TO BE DONE ▸
Gather every line from the entries below that includes "Ctrl".

§

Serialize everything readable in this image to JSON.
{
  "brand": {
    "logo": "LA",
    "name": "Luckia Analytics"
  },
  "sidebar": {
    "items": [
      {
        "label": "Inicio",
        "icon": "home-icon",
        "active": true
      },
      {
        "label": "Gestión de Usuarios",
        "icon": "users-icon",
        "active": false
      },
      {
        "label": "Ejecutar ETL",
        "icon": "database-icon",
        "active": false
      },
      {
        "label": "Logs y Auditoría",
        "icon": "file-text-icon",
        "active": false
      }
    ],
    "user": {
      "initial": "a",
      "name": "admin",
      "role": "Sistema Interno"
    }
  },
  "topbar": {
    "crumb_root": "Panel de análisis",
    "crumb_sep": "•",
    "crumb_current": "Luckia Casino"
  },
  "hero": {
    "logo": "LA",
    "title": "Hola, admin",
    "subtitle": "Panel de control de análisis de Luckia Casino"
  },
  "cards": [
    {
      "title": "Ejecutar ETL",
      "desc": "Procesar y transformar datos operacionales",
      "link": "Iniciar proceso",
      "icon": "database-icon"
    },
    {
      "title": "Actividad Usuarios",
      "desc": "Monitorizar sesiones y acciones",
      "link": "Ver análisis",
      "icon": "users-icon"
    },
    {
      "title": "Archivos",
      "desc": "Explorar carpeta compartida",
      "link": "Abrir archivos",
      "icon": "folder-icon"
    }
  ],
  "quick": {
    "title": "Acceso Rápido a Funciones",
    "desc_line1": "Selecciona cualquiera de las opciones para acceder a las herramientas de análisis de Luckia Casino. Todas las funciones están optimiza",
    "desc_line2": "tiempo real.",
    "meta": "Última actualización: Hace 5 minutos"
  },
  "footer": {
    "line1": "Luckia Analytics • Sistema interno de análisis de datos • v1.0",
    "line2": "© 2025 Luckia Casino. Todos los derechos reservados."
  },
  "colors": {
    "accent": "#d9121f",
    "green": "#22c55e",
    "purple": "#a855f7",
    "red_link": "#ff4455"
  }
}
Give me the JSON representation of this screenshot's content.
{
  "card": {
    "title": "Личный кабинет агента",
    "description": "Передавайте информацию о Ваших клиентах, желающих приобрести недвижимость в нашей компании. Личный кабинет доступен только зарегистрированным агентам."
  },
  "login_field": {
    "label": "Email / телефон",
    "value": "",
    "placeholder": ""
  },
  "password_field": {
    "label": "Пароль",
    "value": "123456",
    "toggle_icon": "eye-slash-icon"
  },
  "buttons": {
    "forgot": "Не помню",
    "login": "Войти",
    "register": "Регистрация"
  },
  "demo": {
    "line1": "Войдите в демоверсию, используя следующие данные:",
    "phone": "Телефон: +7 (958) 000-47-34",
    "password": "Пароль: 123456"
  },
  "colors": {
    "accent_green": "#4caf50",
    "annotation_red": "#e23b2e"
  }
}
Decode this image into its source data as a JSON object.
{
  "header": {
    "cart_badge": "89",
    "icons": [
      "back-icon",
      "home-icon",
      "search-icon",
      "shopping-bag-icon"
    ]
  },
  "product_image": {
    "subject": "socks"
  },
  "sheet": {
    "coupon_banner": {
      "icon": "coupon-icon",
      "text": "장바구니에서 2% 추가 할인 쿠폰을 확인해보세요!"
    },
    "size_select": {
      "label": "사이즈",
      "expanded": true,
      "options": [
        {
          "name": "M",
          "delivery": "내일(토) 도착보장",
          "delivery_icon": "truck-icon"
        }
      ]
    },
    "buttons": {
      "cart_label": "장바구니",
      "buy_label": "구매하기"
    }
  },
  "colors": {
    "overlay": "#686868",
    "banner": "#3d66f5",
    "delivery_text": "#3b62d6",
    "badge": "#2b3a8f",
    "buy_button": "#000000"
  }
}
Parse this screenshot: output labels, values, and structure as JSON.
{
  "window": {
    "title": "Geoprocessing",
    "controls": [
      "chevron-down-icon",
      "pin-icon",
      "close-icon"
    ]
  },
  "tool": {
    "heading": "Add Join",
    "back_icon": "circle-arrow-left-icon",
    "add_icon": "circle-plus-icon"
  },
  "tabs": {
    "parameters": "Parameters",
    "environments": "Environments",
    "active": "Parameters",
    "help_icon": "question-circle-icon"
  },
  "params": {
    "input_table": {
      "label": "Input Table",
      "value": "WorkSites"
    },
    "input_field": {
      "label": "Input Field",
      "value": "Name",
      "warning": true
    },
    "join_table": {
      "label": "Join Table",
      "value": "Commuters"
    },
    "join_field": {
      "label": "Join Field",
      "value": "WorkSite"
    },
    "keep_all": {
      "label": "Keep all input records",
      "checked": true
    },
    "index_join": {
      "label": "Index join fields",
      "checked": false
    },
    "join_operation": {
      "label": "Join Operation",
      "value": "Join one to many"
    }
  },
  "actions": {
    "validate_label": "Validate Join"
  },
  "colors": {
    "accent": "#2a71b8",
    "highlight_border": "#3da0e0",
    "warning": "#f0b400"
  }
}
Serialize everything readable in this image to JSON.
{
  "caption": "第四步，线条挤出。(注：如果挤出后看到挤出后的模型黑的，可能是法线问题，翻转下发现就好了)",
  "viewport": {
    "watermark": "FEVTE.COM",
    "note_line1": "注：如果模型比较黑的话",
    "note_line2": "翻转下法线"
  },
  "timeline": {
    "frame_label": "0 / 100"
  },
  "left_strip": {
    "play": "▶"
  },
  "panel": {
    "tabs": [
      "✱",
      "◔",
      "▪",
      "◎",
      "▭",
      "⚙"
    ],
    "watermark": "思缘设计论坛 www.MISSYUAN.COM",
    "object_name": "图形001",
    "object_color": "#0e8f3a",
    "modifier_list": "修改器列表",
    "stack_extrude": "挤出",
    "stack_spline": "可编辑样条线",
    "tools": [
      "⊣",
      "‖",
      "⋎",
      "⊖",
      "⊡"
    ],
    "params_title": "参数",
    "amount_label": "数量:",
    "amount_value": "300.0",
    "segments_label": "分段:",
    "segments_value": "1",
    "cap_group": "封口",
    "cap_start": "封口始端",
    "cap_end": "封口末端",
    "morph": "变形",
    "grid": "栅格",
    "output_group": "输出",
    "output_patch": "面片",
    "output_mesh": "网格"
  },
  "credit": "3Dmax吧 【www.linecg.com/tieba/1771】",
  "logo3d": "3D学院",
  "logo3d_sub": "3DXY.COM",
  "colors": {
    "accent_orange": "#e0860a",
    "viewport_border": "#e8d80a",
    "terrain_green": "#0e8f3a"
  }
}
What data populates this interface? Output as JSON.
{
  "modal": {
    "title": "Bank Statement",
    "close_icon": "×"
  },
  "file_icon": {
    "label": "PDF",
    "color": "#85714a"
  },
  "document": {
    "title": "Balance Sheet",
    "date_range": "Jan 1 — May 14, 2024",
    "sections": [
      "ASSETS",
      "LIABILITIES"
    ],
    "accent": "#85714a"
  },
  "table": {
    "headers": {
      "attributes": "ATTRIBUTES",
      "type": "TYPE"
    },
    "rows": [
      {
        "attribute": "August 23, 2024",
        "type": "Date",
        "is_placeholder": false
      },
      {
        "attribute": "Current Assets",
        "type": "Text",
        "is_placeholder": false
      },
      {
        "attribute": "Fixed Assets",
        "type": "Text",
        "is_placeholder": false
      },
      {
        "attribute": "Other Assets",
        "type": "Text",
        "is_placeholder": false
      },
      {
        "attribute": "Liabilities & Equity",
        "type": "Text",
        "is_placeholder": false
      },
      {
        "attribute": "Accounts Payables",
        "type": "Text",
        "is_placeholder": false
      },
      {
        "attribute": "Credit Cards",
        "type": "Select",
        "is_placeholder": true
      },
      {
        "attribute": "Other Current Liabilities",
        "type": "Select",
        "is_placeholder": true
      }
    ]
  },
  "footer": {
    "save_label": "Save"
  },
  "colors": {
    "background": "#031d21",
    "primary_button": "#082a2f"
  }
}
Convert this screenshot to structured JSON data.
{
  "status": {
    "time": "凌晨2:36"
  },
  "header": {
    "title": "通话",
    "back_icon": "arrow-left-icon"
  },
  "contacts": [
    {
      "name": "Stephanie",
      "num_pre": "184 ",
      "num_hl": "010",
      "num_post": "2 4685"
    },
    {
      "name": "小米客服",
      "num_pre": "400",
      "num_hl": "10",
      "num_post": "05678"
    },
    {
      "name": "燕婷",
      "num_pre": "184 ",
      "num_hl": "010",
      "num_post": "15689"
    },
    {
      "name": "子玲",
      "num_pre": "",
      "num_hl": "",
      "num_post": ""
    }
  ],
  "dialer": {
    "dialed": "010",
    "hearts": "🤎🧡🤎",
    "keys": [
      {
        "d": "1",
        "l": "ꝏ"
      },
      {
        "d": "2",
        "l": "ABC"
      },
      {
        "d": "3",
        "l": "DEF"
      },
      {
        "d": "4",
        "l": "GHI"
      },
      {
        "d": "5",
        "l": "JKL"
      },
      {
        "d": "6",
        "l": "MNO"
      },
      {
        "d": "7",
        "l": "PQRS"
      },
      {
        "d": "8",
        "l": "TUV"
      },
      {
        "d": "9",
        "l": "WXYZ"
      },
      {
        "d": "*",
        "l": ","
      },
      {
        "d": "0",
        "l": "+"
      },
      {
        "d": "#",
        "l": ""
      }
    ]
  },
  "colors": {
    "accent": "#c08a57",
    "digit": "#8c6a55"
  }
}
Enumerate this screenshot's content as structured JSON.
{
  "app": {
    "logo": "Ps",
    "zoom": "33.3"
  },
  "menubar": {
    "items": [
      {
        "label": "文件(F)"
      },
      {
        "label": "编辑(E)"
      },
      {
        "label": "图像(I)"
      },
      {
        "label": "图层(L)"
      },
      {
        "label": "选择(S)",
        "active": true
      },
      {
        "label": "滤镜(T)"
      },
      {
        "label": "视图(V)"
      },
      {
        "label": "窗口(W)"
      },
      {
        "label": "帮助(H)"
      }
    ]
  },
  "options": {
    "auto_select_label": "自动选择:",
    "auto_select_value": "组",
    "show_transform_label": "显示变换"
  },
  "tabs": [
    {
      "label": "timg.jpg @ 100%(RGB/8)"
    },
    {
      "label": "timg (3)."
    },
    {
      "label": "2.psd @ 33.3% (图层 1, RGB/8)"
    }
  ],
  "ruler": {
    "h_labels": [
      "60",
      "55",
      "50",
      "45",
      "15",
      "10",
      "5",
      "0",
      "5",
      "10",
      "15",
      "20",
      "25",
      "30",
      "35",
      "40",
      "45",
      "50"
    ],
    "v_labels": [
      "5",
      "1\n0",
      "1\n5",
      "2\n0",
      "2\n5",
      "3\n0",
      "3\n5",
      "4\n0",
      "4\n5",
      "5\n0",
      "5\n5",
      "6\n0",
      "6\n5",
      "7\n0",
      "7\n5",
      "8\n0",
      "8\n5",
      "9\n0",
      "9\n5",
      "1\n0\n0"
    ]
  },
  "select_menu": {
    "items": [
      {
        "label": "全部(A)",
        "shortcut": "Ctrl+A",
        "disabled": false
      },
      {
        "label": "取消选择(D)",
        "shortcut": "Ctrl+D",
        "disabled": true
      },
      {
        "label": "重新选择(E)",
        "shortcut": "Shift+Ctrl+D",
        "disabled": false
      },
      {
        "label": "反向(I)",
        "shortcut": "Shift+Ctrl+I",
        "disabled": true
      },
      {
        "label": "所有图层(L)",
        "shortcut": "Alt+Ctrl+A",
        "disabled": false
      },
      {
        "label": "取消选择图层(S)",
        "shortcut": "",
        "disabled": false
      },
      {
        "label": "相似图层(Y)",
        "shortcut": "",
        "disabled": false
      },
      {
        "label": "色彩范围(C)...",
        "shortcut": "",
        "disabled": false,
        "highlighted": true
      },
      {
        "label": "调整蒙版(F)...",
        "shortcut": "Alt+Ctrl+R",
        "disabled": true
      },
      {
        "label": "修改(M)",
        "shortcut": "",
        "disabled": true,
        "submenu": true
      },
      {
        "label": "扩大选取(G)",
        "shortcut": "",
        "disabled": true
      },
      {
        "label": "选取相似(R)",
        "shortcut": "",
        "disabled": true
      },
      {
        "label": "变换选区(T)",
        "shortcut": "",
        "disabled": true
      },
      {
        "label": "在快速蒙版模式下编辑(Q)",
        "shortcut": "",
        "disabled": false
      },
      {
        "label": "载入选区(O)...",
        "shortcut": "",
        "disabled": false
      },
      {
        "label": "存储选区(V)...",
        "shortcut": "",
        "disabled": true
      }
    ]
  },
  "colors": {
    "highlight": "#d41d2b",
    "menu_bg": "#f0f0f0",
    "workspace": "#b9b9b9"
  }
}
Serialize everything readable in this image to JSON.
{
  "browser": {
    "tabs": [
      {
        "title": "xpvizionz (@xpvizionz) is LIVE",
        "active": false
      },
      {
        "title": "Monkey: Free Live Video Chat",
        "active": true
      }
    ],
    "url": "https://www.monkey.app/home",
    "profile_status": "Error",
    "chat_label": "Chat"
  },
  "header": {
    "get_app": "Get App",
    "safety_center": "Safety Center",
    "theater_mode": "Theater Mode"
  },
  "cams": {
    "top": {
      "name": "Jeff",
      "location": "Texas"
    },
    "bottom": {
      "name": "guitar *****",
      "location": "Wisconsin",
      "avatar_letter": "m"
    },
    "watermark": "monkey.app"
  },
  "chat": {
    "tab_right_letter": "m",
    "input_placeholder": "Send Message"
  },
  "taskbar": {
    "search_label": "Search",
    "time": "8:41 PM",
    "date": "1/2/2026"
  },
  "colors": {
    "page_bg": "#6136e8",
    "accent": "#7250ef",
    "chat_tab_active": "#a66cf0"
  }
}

§

SOLUTION ▸
        "shortcut": "Ctrl+A",
        "shortcut": "Ctrl+D",
        "shortcut": "Shift+Ctrl+D",
        "shortcut": "Shift+Ctrl+I",
        "shortcut": "Alt+Ctrl+A",
        "shortcut": "Alt+Ctrl+R",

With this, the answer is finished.